» **What you are asked to do**: Every entry should be repeated exactly. Omit the pictures.
--- Begin Provided data ---
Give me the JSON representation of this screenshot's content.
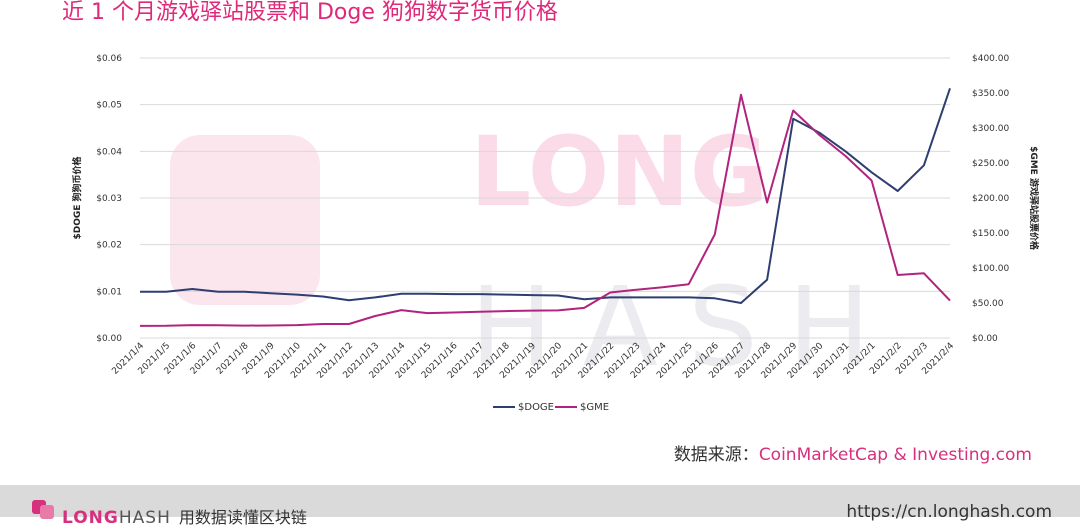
{
  "header": {
    "title": "近 1 个月游戏驿站股票和 Doge 狗狗数字货币价格"
  },
  "watermark": {
    "text_top": "LONG",
    "text_bottom": "HASH"
  },
  "source": {
    "label": "数据来源：",
    "sites": "CoinMarketCap & Investing.com"
  },
  "footer": {
    "brand_pink": "LONG",
    "brand_gray": "HASH",
    "slogan": "用数据读懂区块链",
    "url": "https://cn.longhash.com"
  },
  "colors": {
    "title": "#e0287a",
    "doge": "#2f3e70",
    "gme": "#b1247e",
    "grid": "#d9d9d9",
    "footer_bg": "#dadada"
  },
  "chart_data": {
    "type": "line",
    "categories": [
      "2021/1/4",
      "2021/1/5",
      "2021/1/6",
      "2021/1/7",
      "2021/1/8",
      "2021/1/9",
      "2021/1/10",
      "2021/1/11",
      "2021/1/12",
      "2021/1/13",
      "2021/1/14",
      "2021/1/15",
      "2021/1/16",
      "2021/1/17",
      "2021/1/18",
      "2021/1/19",
      "2021/1/20",
      "2021/1/21",
      "2021/1/22",
      "2021/1/23",
      "2021/1/24",
      "2021/1/25",
      "2021/1/26",
      "2021/1/27",
      "2021/1/28",
      "2021/1/29",
      "2021/1/30",
      "2021/1/31",
      "2021/2/1",
      "2021/2/2",
      "2021/2/3",
      "2021/2/4"
    ],
    "series": [
      {
        "name": "$DOGE",
        "axis": "left",
        "color": "#2f3e70",
        "values": [
          0.0099,
          0.0099,
          0.0105,
          0.0099,
          0.0099,
          0.0096,
          0.0093,
          0.0089,
          0.0081,
          0.0087,
          0.0095,
          0.0095,
          0.0094,
          0.0094,
          0.0093,
          0.0092,
          0.0091,
          0.0083,
          0.0087,
          0.0087,
          0.0087,
          0.0087,
          0.0085,
          0.0075,
          0.0125,
          0.047,
          0.044,
          0.04,
          0.0355,
          0.0315,
          0.037,
          0.0535
        ]
      },
      {
        "name": "$GME",
        "axis": "right",
        "color": "#b1247e",
        "values": [
          17.25,
          17.37,
          18.36,
          18.08,
          17.69,
          17.9,
          18.5,
          19.94,
          19.95,
          31.4,
          39.91,
          35.5,
          36.4,
          37.5,
          38.5,
          39.12,
          39.36,
          43.03,
          65.01,
          69.0,
          72.5,
          76.79,
          147.98,
          347.51,
          193.6,
          325.0,
          290.0,
          260.0,
          225.0,
          90.0,
          92.41,
          53.5
        ]
      }
    ],
    "left_axis": {
      "label": "$DOGE 狗狗币价格",
      "min": 0,
      "max": 0.06,
      "ticks": [
        "$0.00",
        "$0.01",
        "$0.02",
        "$0.03",
        "$0.04",
        "$0.05",
        "$0.06"
      ]
    },
    "right_axis": {
      "label": "$GME 游戏驿站股票价格",
      "min": 0,
      "max": 400,
      "ticks": [
        "$0.00",
        "$50.00",
        "$100.00",
        "$150.00",
        "$200.00",
        "$250.00",
        "$300.00",
        "$350.00",
        "$400.00"
      ]
    },
    "grid": true,
    "legend": {
      "placement": "bottom-center",
      "items": [
        "$DOGE",
        "$GME"
      ]
    }
  }
}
--- End Provided data ---
» **Solution to this exercise**:
Give me the JSON representation of this screenshot's content.
{
  "header": {
    "title": "近 1 个月游戏驿站股票和 Doge 狗狗数字货币价格"
  },
  "watermark": {
    "text_top": "LONG",
    "text_bottom": "HASH"
  },
  "source": {
    "label": "数据来源：",
    "sites": "CoinMarketCap & Investing.com"
  },
  "footer": {
    "brand_pink": "LONG",
    "brand_gray": "HASH",
    "slogan": "用数据读懂区块链",
    "url": "https://cn.longhash.com"
  },
  "colors": {
    "title": "#e0287a",
    "doge": "#2f3e70",
    "gme": "#b1247e",
    "grid": "#d9d9d9",
    "footer_bg": "#dadada"
  },
  "chart_data": {
    "type": "line",
    "categories": [
      "2021/1/4",
      "2021/1/5",
      "2021/1/6",
      "2021/1/7",
      "2021/1/8",
      "2021/1/9",
      "2021/1/10",
      "2021/1/11",
      "2021/1/12",
      "2021/1/13",
      "2021/1/14",
      "2021/1/15",
      "2021/1/16",
      "2021/1/17",
      "2021/1/18",
      "2021/1/19",
      "2021/1/20",
      "2021/1/21",
      "2021/1/22",
      "2021/1/23",
      "2021/1/24",
      "2021/1/25",
      "2021/1/26",
      "2021/1/27",
      "2021/1/28",
      "2021/1/29",
      "2021/1/30",
      "2021/1/31",
      "2021/2/1",
      "2021/2/2",
      "2021/2/3",
      "2021/2/4"
    ],
    "series": [
      {
        "name": "$DOGE",
        "axis": "left",
        "color": "#2f3e70",
        "values": [
          0.0099,
          0.0099,
          0.0105,
          0.0099,
          0.0099,
          0.0096,
          0.0093,
          0.0089,
          0.0081,
          0.0087,
          0.0095,
          0.0095,
          0.0094,
          0.0094,
          0.0093,
          0.0092,
          0.0091,
          0.0083,
          0.0087,
          0.0087,
          0.0087,
          0.0087,
          0.0085,
          0.0075,
          0.0125,
          0.047,
          0.044,
          0.04,
          0.0355,
          0.0315,
          0.037,
          0.0535
        ]
      },
      {
        "name": "$GME",
        "axis": "right",
        "color": "#b1247e",
        "values": [
          17.25,
          17.37,
          18.36,
          18.08,
          17.69,
          17.9,
          18.5,
          19.94,
          19.95,
          31.4,
          39.91,
          35.5,
          36.4,
          37.5,
          38.5,
          39.12,
          39.36,
          43.03,
          65.01,
          69.0,
          72.5,
          76.79,
          147.98,
          347.51,
          193.6,
          325.0,
          290.0,
          260.0,
          225.0,
          90.0,
          92.41,
          53.5
        ]
      }
    ],
    "left_axis": {
      "label": "$DOGE 狗狗币价格",
      "min": 0,
      "max": 0.06,
      "ticks": [
        "$0.00",
        "$0.01",
        "$0.02",
        "$0.03",
        "$0.04",
        "$0.05",
        "$0.06"
      ]
    },
    "right_axis": {
      "label": "$GME 游戏驿站股票价格",
      "min": 0,
      "max": 400,
      "ticks": [
        "$0.00",
        "$50.00",
        "$100.00",
        "$150.00",
        "$200.00",
        "$250.00",
        "$300.00",
        "$350.00",
        "$400.00"
      ]
    },
    "grid": true,
    "legend": {
      "placement": "bottom-center",
      "items": [
        "$DOGE",
        "$GME"
      ]
    }
  }
}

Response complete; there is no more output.